Gather every line of the listing below that contains the string "术科考试", and copy each one in full.
** start **
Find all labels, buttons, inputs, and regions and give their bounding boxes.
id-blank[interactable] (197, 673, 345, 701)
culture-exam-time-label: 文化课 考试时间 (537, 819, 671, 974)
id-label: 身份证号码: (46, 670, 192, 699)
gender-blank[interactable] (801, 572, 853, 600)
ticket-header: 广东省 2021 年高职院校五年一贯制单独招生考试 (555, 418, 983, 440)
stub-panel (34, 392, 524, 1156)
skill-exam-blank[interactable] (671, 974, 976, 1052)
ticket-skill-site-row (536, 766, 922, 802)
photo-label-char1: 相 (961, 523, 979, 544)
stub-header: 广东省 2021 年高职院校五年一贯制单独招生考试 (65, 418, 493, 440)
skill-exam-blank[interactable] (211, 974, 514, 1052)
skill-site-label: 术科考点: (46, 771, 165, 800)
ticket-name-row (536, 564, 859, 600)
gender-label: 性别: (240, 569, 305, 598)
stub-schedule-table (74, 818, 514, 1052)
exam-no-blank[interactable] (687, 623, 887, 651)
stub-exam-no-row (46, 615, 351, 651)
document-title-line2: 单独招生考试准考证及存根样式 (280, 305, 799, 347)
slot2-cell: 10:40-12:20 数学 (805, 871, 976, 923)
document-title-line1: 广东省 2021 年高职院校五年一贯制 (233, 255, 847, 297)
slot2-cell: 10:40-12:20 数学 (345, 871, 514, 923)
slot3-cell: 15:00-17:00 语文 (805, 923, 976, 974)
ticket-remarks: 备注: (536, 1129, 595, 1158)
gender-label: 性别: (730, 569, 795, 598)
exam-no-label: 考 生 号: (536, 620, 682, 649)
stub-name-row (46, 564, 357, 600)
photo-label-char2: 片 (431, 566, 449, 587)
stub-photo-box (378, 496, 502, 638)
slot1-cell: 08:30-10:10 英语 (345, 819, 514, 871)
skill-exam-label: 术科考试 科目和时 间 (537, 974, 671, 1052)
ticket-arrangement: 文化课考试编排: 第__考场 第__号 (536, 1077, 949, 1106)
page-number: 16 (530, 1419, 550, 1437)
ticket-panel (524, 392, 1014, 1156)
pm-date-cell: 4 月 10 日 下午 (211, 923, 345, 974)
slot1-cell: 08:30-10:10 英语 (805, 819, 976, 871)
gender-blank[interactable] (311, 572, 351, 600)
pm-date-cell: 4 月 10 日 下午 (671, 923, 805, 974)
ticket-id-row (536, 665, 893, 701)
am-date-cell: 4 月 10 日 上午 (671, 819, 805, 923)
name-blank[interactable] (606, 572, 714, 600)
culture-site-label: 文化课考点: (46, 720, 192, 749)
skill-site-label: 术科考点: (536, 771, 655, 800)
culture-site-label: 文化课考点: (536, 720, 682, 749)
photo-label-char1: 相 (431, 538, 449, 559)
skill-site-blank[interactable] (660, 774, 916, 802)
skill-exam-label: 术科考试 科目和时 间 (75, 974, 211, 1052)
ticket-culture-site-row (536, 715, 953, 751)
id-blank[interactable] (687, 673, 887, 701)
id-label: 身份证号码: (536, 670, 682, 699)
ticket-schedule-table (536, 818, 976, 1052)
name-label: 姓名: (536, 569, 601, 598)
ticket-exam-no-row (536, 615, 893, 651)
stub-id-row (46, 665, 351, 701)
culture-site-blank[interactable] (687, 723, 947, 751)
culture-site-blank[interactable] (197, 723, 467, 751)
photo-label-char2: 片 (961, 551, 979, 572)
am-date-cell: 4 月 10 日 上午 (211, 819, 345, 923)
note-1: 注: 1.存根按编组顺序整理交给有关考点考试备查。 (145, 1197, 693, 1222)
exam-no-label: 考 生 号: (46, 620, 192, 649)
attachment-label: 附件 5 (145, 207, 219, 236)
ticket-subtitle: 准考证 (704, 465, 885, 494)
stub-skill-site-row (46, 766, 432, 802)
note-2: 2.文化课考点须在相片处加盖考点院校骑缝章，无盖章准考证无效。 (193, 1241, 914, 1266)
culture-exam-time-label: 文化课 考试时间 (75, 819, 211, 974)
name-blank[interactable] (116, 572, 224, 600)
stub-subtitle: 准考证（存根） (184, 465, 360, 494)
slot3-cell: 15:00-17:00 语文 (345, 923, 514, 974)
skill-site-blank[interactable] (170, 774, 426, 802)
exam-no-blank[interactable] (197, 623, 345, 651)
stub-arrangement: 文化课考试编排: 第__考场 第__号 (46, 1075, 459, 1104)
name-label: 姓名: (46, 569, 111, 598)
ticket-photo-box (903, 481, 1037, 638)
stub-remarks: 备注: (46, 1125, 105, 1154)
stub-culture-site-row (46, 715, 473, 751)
** end **
Result of the exercise:
skill-exam-label: 术科考试 科目和时 间 (537, 974, 671, 1052)
skill-exam-label: 术科考试 科目和时 间 (75, 974, 211, 1052)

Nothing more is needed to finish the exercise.